To describe the routine use of telemedicine-enabled neurologic care in an academic outpatient MS and neuroimmunology clinic and quantify its role in reducing patient burden.Methods
Between January 2017 and December 2017, we surveyed patients and MS neurologists after 50 consecutive routinely scheduled televideo visits and a convenience sample of 100 in-clinic visits. Summary statistics were calculated and comparisons performed.Results
Overall, 98% televideo participants found the technology easy to use, and only 17% believed that an in-person examination would have more effectively addressed their needs for the visit. MS neurologists reported achieving their clinical goals in 47/48 (98%) of televideo visits and an adequate physical examination with 2 exceptions (possible cauda equina syndrome and visual field loss). Three emergency department referrals were avoided due to televideo availability. Telemedicine reduced travel burden, including a mean (±SD) travel distance of 160 (±196) miles and avoiding overnight lodging and air travel. Telemedicine also reduced indirect costs, including time off work (65% of employed patients) and caregiver burden (30% avoided caregiver time off from work/obligations). Across 8 domains of provider interpersonal communication skills, telemedicine and in-clinic participants rated only 1 domain to be different (eye contact), and overall, 96% of in-clinic and 100% of telemedicine participants agreed/strongly agreed that their clinical goals had been met.Conclusions
When incorporated as part of the continuum of MS/neuroimmunology care, clinic to in-home telemedicine reduces travel and caregiver burden and enables efficient, convenient, and effective follow-up.
-------
> Exercise: In the telemedicine abstract, what were the two exceptions to MS neurologists achieving an adequate physical examination during televideo visits?
-------
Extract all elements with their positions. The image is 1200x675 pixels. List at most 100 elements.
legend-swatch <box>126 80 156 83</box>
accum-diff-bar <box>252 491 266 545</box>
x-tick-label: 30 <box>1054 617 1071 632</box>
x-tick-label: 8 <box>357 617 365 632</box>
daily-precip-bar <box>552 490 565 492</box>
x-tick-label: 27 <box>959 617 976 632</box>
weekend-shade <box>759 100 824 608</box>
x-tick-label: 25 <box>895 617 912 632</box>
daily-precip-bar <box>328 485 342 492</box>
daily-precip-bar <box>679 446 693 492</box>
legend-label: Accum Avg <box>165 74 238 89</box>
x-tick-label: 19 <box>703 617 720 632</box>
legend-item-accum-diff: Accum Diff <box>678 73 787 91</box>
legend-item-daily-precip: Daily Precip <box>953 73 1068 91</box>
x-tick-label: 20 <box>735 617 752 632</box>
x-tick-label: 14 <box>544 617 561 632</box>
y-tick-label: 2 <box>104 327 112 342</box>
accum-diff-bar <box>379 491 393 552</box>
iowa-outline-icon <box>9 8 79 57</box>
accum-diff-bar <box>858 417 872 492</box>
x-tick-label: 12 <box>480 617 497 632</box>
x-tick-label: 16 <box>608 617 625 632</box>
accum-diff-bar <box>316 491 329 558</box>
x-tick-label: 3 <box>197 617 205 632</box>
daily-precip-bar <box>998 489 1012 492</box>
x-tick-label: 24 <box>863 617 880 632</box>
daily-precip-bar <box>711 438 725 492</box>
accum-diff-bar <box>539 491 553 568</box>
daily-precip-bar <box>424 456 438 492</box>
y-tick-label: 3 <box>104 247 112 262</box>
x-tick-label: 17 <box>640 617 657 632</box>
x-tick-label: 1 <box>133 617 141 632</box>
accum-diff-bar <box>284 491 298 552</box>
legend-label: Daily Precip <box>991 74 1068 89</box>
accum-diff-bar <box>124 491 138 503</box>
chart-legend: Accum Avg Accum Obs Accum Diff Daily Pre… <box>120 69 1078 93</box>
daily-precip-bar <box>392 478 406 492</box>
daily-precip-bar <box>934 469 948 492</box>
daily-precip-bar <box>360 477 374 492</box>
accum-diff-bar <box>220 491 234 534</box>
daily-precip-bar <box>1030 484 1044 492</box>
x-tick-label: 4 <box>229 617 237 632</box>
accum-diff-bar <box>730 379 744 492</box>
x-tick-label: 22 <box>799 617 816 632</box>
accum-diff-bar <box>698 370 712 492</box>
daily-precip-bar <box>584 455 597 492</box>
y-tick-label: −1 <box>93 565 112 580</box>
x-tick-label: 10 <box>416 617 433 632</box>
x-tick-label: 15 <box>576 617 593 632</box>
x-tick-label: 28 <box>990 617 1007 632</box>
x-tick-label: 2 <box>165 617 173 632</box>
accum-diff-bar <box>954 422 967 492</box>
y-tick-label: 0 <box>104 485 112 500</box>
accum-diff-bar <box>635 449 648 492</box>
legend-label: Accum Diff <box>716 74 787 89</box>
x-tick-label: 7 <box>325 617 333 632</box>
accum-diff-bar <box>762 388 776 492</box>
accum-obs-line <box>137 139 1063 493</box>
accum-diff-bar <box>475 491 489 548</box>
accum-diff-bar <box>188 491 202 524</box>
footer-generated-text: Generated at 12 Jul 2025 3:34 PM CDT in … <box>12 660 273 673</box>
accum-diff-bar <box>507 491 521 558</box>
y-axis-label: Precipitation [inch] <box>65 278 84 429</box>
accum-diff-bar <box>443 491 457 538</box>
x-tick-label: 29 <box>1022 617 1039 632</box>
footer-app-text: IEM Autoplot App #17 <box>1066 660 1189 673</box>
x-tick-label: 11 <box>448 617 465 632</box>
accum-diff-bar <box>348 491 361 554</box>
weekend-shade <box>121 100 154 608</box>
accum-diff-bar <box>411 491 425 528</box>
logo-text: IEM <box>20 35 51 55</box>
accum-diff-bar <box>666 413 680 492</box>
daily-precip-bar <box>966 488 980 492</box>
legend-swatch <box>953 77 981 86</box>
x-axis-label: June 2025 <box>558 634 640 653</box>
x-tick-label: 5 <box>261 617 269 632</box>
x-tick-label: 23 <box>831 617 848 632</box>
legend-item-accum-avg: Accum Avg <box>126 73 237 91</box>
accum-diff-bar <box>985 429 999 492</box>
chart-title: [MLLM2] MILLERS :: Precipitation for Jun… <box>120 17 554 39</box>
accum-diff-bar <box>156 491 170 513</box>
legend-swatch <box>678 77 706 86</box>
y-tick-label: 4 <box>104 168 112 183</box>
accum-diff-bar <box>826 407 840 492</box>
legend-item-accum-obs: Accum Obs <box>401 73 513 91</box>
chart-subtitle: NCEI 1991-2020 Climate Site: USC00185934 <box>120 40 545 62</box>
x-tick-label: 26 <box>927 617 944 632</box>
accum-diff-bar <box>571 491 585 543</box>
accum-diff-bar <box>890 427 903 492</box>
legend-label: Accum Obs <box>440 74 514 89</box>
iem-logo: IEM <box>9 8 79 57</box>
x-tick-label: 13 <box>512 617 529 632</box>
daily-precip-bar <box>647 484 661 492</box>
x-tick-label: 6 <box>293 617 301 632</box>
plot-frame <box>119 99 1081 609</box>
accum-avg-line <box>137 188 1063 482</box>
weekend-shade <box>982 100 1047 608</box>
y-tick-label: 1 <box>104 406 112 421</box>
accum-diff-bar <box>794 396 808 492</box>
-------
> Finished exercise: Possible cauda equina syndrome and visual field loss.